=== Records to use ===
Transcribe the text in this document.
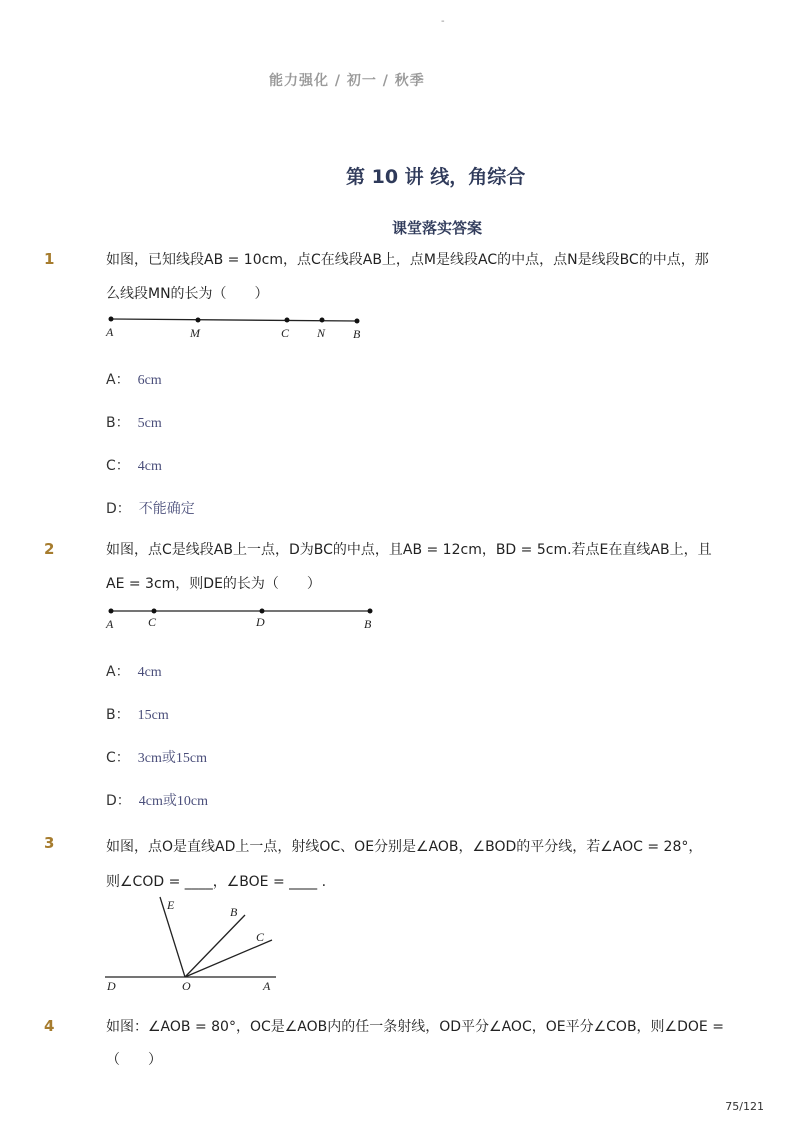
-
能力强化 / 初一 / 秋季
第 10 讲 线，角综合
课堂落实答案
1	如图，已知线段AB = 10cm，点C在线段AB上，点M是线段AC的中点，点N是线段BC的中点，那
么线段MN的长为（　　）
A	M	C N B
A： 6cm
B： 5cm
C： 4cm
D： 不能确定
2	如图，点C是线段AB上一点，D为BC的中点，且AB = 12cm，BD = 5cm.若点E在直线AB上，且
AE = 3cm，则DE的长为（　　）
A	C	D	B
A： 4cm
B： 15cm
C： 3cm或15cm
D： 4cm或10cm
3	如图，点O是直线AD上一点，射线OC、OE分别是∠AOB，∠BOD的平分线，若∠AOC = 28°，
则∠COD = ____，∠BOE = ____ .
E	B
C
D	O	A
4	如图：∠AOB = 80°，OC是∠AOB内的任一条射线，OD平分∠AOC，OE平分∠COB，则∠DOE =
（　　）
75/121
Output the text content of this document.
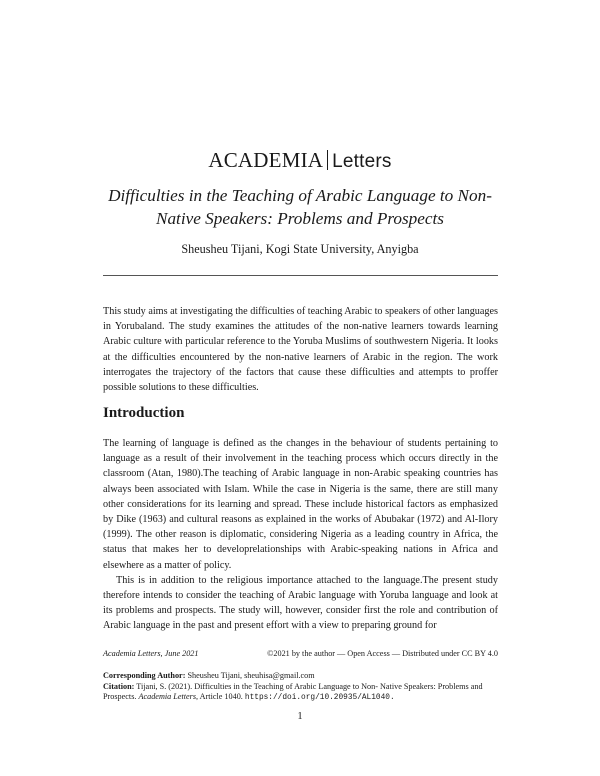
ACADEMIA Letters
Difficulties in the Teaching of Arabic Language to Non-Native Speakers: Problems and Prospects
Sheusheu Tijani, Kogi State University, Anyigba
This study aims at investigating the difficulties of teaching Arabic to speakers of other languages in Yorubaland. The study examines the attitudes of the non-native learners towards learning Arabic culture with particular reference to the Yoruba Muslims of southwestern Nigeria. It looks at the difficulties encountered by the non-native learners of Arabic in the region. The work interrogates the trajectory of the factors that cause these difficulties and attempts to proffer possible solutions to these difficulties.
Introduction

The learning of language is defined as the changes in the behaviour of students pertaining to language as a result of their involvement in the teaching process which occurs directly in the classroom (Atan, 1980).The teaching of Arabic language in non-Arabic speaking countries has always been associated with Islam. While the case in Nigeria is the same, there are still many other considerations for its learning and spread. These include historical factors as emphasized by Dike (1963) and cultural reasons as explained in the works of Abubakar (1972) and Al-Ilory (1999). The other reason is diplomatic, considering Nigeria as a leading country in Africa, the status that makes her to developrelationships with Arabic-speaking nations in Africa and elsewhere as a matter of policy.

This is in addition to the religious importance attached to the language.The present study therefore intends to consider the teaching of Arabic language with Yoruba language and look at its problems and prospects. The study will, however, consider first the role and contribution of Arabic language in the past and present effort with a view to preparing ground for

Academia Letters, June 2021	©2021 by the author — Open Access — Distributed under CC BY 4.0
Corresponding Author: Sheusheu Tijani, sheuhisa@gmail.com
Citation: Tijani, S. (2021). Difficulties in the Teaching of Arabic Language to Non- Native Speakers: Problems and Prospects. Academia Letters, Article 1040. https://doi.org/10.20935/AL1040.
1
===
Problem requirements
Looking at the listing above, count the lines that contain "text" and give nothing but the number.

Task result
2